**What you are asked to do**
Which lines hold the word "Ejemplo"? Copy each of them.

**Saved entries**
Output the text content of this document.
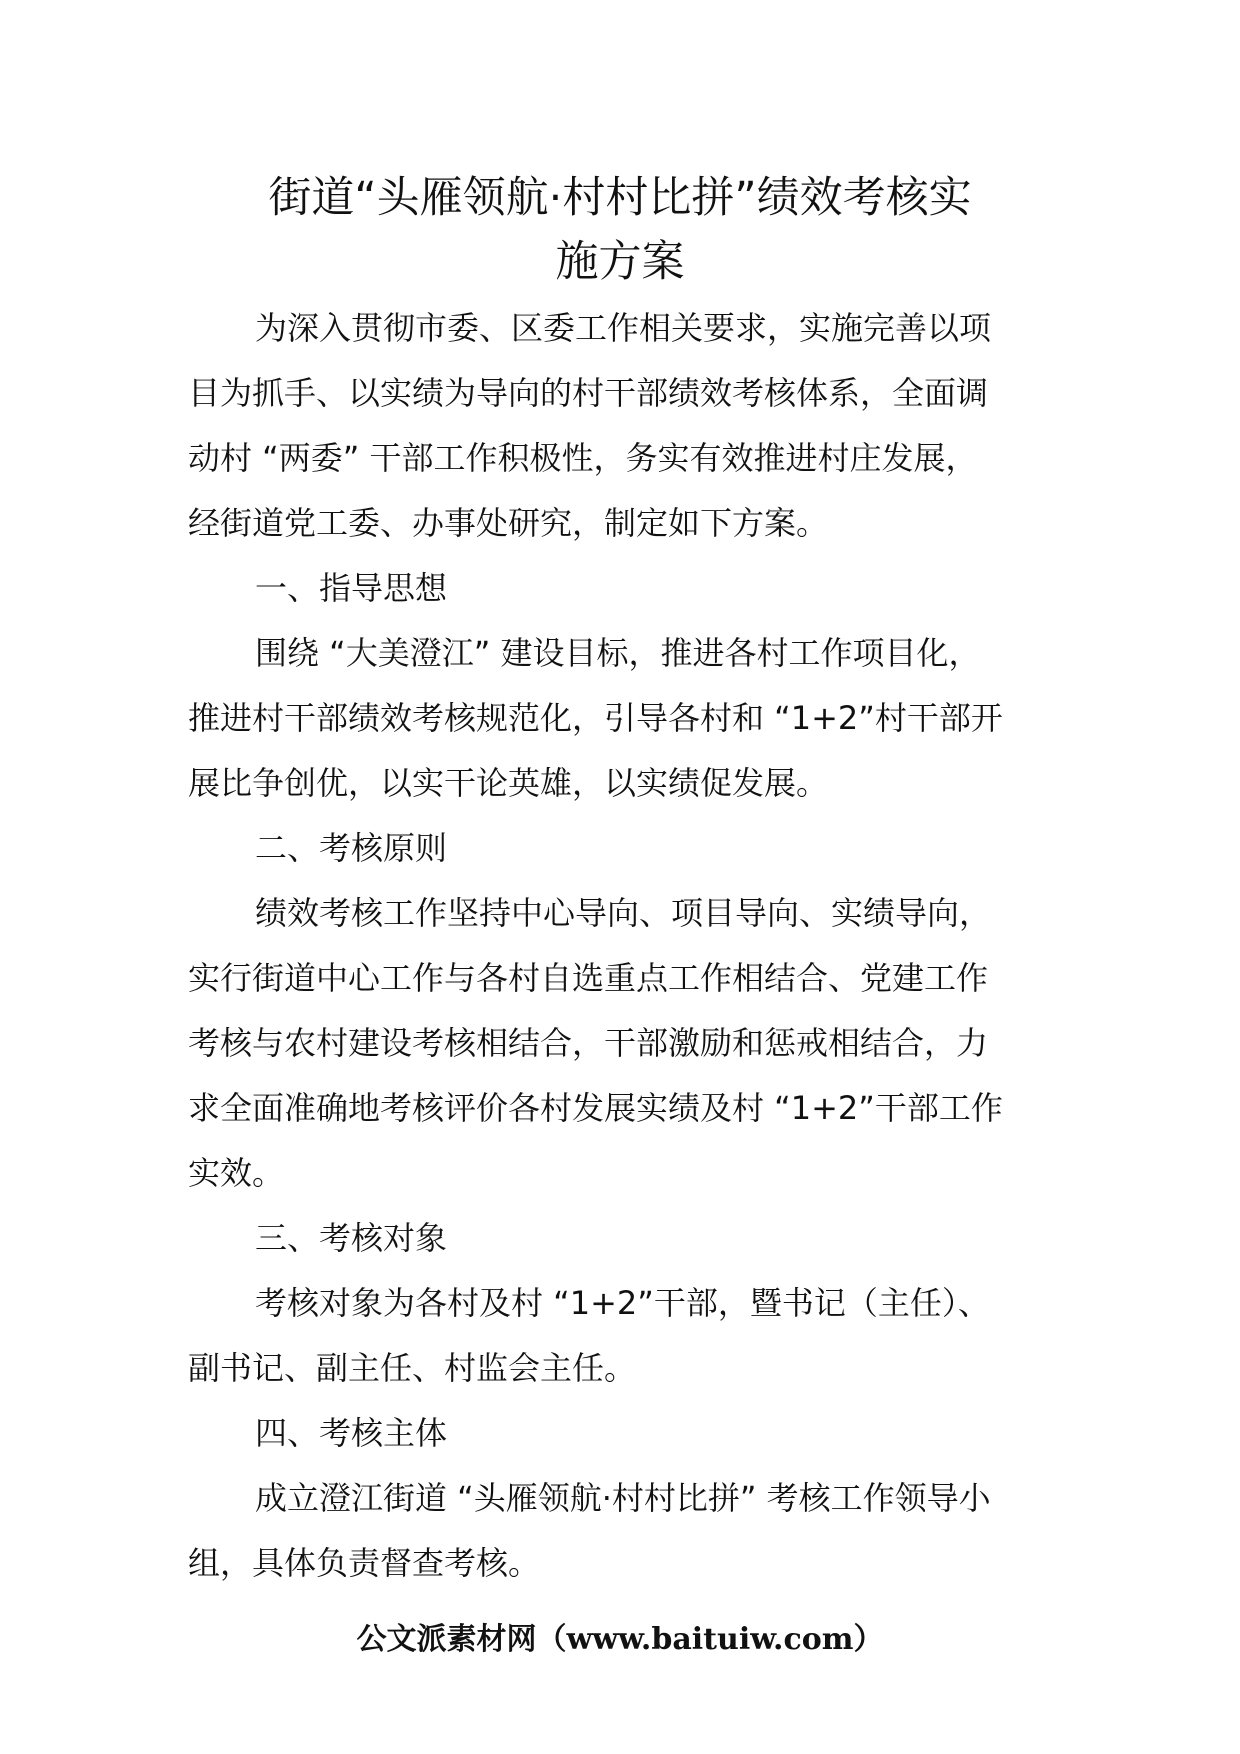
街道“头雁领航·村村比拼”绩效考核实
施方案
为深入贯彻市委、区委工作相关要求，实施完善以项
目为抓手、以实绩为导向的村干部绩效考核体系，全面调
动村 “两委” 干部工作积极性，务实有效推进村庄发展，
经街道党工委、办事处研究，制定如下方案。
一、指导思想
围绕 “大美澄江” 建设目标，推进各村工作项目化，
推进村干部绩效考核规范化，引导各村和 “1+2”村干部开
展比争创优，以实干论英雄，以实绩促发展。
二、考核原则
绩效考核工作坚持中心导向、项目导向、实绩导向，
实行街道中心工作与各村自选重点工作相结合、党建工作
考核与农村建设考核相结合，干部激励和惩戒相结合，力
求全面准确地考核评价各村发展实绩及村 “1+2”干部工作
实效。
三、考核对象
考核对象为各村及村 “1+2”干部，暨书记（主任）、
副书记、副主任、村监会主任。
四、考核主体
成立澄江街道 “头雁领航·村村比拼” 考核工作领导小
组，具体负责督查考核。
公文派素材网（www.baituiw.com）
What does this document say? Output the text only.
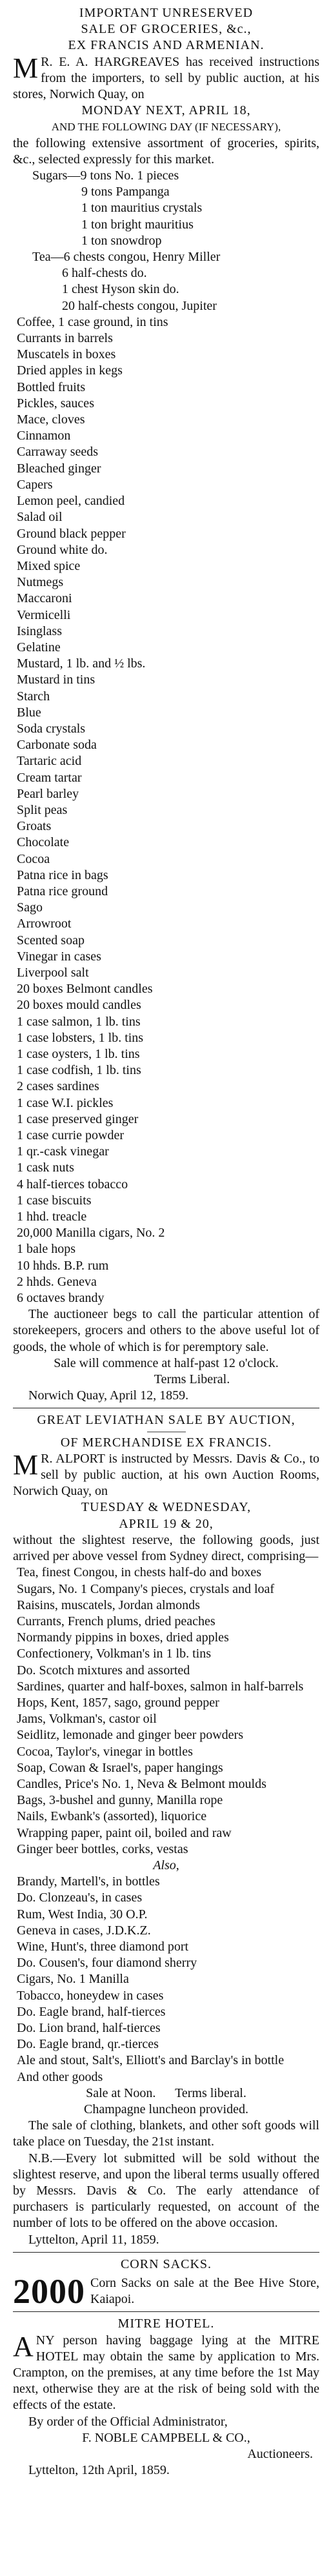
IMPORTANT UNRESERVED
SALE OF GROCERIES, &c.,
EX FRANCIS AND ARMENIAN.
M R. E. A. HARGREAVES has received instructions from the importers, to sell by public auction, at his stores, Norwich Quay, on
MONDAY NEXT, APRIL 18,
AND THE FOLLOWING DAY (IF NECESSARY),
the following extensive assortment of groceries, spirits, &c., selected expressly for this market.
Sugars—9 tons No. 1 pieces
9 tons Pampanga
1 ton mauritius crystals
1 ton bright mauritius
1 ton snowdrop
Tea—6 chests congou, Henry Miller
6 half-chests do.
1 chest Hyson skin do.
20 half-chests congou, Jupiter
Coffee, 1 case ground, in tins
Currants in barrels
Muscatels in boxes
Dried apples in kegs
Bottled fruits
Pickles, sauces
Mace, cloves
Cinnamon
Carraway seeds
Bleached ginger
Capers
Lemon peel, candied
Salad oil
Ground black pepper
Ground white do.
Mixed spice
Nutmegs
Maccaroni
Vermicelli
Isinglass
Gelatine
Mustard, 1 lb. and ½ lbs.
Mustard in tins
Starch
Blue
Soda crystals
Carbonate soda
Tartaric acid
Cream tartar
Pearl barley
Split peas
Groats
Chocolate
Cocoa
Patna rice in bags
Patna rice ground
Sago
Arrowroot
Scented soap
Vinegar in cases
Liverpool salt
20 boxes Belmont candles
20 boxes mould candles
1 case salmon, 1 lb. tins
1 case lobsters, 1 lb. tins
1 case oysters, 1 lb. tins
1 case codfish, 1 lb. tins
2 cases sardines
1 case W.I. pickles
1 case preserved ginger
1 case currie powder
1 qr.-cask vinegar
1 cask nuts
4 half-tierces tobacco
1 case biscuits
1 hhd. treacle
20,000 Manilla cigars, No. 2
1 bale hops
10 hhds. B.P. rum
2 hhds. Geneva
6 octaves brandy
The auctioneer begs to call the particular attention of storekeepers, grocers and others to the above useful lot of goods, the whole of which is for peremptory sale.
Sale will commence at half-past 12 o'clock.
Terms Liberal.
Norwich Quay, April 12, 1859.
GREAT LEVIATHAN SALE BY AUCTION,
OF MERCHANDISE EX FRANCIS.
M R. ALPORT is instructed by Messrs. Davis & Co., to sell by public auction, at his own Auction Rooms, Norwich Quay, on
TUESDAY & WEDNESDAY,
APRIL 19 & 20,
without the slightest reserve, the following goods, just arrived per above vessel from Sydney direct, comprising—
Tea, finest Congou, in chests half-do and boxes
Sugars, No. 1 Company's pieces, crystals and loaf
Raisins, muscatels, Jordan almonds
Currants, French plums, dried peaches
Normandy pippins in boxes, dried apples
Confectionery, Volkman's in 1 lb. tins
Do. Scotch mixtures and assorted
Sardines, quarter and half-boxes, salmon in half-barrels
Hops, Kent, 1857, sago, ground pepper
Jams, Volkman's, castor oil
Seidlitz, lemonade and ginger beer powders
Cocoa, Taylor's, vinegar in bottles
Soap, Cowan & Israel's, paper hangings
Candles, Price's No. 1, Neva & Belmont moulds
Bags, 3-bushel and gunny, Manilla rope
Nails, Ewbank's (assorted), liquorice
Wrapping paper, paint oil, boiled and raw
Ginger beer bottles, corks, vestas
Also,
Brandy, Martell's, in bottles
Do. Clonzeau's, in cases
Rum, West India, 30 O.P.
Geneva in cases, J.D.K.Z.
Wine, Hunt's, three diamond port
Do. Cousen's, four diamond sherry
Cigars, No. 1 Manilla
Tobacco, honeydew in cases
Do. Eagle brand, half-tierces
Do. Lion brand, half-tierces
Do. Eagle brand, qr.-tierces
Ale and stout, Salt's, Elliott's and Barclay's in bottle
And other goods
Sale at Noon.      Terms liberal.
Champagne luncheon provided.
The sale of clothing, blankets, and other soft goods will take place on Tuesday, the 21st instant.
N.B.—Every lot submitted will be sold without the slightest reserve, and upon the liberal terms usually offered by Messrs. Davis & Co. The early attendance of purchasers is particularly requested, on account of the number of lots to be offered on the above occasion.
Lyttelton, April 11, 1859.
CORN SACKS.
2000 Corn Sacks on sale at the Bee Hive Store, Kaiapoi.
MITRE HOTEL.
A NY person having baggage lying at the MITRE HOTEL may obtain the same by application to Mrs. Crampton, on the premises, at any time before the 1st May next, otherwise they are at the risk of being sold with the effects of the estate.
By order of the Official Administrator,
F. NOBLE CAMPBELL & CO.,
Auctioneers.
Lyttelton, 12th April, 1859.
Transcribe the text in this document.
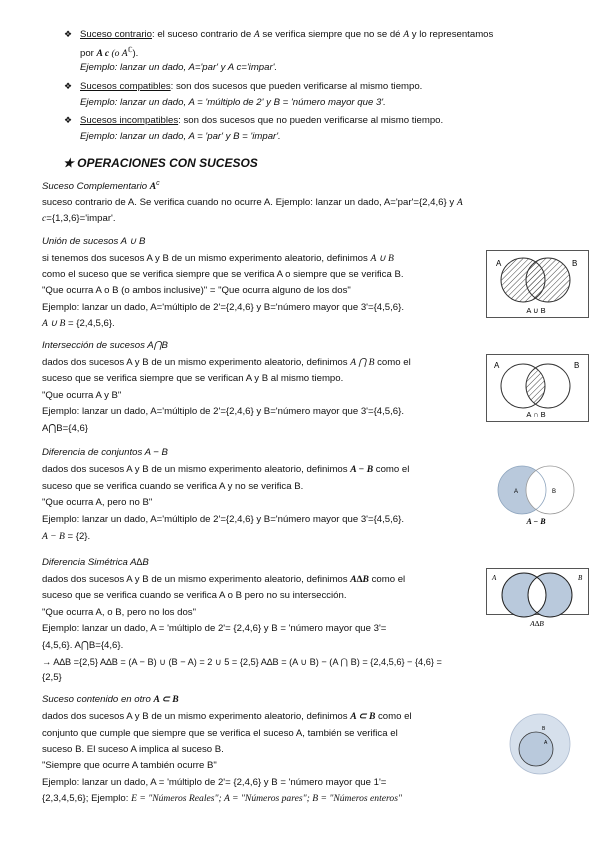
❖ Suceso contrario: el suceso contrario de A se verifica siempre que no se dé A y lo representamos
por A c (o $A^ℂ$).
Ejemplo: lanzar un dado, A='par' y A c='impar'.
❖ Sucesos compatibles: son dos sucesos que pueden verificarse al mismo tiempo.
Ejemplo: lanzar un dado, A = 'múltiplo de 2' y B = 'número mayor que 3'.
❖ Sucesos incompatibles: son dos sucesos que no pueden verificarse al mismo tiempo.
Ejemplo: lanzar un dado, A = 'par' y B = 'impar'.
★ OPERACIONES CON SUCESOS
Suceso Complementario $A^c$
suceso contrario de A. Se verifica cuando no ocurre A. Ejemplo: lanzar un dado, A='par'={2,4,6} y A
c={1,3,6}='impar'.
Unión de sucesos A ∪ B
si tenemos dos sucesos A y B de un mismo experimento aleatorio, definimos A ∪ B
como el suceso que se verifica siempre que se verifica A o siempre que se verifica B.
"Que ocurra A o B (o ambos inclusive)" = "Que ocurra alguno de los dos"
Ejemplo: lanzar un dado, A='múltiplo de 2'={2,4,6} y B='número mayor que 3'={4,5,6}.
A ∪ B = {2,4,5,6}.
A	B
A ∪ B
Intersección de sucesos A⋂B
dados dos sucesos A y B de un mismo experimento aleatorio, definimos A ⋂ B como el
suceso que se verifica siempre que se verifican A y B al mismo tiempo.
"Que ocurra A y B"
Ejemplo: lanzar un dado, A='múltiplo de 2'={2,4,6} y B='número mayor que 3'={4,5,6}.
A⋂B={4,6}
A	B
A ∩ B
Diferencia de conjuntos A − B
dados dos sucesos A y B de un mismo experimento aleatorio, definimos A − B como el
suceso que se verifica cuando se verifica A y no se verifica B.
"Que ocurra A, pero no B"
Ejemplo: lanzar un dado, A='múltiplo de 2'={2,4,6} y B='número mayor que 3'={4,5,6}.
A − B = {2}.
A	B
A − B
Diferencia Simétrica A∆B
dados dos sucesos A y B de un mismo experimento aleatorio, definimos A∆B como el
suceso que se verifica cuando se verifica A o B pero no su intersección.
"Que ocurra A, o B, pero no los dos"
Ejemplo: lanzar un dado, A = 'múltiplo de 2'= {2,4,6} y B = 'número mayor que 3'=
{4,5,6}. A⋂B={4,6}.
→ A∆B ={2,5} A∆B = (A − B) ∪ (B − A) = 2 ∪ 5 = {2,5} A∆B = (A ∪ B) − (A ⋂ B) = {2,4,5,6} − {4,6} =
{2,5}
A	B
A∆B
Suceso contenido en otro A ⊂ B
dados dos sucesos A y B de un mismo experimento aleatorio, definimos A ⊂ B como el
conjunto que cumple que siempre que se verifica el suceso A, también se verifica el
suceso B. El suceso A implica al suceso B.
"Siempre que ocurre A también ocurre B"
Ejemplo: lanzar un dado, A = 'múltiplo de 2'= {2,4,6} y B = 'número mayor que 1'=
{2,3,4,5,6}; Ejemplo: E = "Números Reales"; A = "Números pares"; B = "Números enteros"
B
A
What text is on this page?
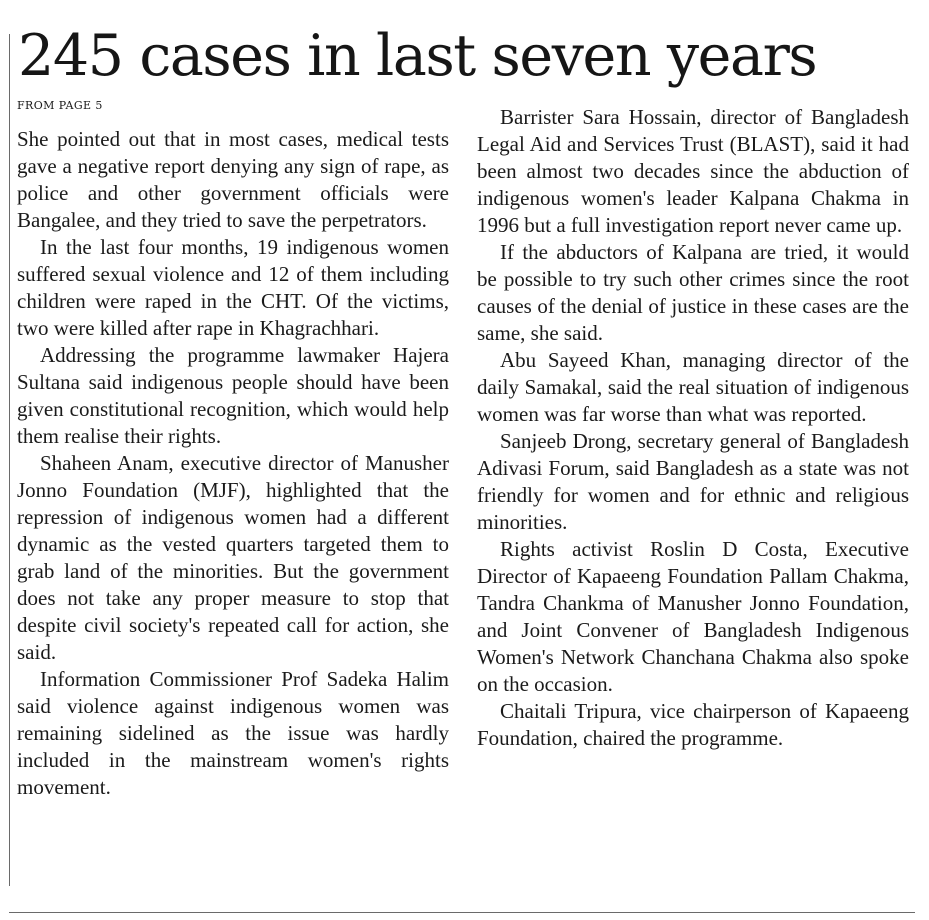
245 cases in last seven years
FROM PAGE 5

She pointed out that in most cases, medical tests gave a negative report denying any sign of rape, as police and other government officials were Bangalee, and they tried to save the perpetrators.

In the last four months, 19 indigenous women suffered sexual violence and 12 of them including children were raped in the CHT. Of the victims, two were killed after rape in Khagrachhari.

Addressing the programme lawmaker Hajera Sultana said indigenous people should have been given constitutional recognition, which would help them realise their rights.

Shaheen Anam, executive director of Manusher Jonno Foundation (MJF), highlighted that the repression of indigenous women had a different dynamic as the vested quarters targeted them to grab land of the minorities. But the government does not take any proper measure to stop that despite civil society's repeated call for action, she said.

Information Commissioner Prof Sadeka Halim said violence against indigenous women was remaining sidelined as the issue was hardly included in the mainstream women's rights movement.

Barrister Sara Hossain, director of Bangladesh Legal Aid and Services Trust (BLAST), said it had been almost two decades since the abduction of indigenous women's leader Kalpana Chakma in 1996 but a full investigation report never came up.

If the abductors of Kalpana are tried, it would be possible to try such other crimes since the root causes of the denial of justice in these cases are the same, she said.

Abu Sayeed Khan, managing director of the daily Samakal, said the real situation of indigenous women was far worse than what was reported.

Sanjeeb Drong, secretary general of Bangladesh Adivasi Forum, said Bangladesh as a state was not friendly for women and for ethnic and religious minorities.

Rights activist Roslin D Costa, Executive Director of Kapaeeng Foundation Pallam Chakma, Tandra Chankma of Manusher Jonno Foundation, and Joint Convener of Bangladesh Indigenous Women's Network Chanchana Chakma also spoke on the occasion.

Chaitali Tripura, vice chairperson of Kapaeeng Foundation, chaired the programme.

**Answer in full**
Ejemplo: lanzar un dado, A='par' y A c='impar'.
Ejemplo: lanzar un dado, A = 'múltiplo de 2' y B = 'número mayor que 3'.
Ejemplo: lanzar un dado, A = 'par' y B = 'impar'.
suceso contrario de A. Se verifica cuando no ocurre A. Ejemplo: lanzar un dado, A='par'={2,4,6} y A
Ejemplo: lanzar un dado, A='múltiplo de 2'={2,4,6} y B='número mayor que 3'={4,5,6}.
Ejemplo: lanzar un dado, A='múltiplo de 2'={2,4,6} y B='número mayor que 3'={4,5,6}.
Ejemplo: lanzar un dado, A='múltiplo de 2'={2,4,6} y B='número mayor que 3'={4,5,6}.
Ejemplo: lanzar un dado, A = 'múltiplo de 2'= {2,4,6} y B = 'número mayor que 3'=
Ejemplo: lanzar un dado, A = 'múltiplo de 2'= {2,4,6} y B = 'número mayor que 1'=
{2,3,4,5,6}; Ejemplo: E = "Números Reales"; A = "Números pares"; B = "Números enteros"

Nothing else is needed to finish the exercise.